§ WRITTEN INSTRUCTION: Show only lines that include "text".

§ DATASET EXTRACT:
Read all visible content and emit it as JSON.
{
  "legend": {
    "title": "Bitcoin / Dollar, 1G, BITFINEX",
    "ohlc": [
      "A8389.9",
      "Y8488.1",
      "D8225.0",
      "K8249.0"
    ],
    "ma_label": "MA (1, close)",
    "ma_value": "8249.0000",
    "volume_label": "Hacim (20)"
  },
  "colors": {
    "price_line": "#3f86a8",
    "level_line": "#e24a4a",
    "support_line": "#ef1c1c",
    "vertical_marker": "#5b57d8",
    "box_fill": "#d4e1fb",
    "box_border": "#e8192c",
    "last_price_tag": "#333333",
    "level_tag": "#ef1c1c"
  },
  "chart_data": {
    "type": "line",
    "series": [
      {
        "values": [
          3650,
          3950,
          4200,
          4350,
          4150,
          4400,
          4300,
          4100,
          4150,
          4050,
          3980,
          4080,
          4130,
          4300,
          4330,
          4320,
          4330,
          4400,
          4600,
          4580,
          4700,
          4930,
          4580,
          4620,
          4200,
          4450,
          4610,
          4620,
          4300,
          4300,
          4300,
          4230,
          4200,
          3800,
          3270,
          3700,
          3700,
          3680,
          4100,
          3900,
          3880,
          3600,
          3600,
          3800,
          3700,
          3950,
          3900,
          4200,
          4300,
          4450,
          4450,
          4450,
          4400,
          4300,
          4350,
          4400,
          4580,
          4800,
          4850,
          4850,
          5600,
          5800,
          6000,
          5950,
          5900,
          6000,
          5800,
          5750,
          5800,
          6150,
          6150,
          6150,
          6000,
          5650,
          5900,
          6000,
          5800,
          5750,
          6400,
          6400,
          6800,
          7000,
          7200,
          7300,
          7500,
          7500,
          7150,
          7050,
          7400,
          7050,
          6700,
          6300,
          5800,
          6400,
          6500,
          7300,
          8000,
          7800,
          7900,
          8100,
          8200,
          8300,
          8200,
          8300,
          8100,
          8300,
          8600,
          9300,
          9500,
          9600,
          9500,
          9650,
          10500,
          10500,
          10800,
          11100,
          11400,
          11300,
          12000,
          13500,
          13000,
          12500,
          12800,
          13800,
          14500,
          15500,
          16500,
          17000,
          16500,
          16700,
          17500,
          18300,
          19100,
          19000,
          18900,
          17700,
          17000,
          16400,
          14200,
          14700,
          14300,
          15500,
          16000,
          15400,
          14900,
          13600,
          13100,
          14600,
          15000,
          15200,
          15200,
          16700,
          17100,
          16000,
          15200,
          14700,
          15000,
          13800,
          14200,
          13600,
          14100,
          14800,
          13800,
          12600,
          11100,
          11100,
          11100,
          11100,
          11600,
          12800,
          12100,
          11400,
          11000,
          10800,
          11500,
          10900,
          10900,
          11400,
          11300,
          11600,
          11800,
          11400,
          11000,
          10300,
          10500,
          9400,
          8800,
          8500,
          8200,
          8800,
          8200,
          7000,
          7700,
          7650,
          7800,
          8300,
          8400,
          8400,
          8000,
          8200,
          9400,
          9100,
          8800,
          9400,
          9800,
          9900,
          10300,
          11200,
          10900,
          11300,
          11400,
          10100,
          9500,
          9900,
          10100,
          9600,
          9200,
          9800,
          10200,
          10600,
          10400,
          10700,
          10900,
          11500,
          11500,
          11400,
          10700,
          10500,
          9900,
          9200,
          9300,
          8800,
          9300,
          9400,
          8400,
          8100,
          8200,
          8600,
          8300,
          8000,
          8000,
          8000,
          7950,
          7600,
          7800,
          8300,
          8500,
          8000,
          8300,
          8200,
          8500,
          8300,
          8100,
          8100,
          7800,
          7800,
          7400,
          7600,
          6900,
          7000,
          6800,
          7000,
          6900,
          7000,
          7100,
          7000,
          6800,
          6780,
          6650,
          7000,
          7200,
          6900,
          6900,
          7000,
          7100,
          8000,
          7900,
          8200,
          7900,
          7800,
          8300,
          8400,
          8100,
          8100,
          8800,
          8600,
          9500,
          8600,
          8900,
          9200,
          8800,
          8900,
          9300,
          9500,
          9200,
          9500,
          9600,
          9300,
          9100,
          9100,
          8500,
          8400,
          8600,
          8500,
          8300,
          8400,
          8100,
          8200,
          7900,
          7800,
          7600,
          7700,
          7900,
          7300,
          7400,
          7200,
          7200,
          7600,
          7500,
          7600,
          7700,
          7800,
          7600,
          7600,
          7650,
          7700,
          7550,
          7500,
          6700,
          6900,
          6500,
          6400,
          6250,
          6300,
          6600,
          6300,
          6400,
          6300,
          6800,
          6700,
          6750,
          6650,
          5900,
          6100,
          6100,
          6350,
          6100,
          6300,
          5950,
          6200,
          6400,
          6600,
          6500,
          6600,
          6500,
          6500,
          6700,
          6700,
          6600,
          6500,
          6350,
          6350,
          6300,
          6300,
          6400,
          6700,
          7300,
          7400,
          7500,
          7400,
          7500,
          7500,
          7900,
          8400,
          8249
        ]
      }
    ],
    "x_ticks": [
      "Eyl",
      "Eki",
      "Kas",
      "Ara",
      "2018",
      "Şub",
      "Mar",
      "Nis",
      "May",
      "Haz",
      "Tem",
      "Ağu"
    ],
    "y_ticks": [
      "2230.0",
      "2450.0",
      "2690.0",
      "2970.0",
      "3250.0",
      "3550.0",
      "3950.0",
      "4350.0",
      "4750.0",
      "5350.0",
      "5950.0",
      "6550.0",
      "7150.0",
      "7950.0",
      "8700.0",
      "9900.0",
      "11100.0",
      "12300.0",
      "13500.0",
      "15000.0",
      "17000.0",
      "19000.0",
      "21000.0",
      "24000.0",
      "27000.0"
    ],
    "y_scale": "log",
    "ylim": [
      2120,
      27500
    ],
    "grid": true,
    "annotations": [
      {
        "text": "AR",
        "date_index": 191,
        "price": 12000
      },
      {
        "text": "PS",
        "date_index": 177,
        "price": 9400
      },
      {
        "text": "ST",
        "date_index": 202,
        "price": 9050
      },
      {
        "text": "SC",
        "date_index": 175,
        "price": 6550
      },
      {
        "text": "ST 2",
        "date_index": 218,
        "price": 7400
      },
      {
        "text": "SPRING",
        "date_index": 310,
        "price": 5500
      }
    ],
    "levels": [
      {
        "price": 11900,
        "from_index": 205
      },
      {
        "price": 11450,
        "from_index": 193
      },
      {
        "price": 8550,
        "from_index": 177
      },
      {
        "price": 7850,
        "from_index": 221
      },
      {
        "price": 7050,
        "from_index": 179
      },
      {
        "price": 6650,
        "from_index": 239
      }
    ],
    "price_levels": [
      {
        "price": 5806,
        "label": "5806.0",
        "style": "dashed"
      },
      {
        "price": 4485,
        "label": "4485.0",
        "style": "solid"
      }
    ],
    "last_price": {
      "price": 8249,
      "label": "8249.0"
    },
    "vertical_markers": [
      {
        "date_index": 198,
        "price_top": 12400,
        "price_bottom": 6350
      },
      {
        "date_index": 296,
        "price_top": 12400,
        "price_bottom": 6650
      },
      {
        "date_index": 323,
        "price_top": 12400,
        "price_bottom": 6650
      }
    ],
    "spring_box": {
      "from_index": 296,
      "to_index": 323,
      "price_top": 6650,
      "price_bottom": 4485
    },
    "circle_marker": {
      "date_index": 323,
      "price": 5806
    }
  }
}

§ WORKED ANSWER:
        "text": "AR",
        "text": "PS",
        "text": "ST",
        "text": "SC",
        "text": "ST 2",
        "text": "SPRING",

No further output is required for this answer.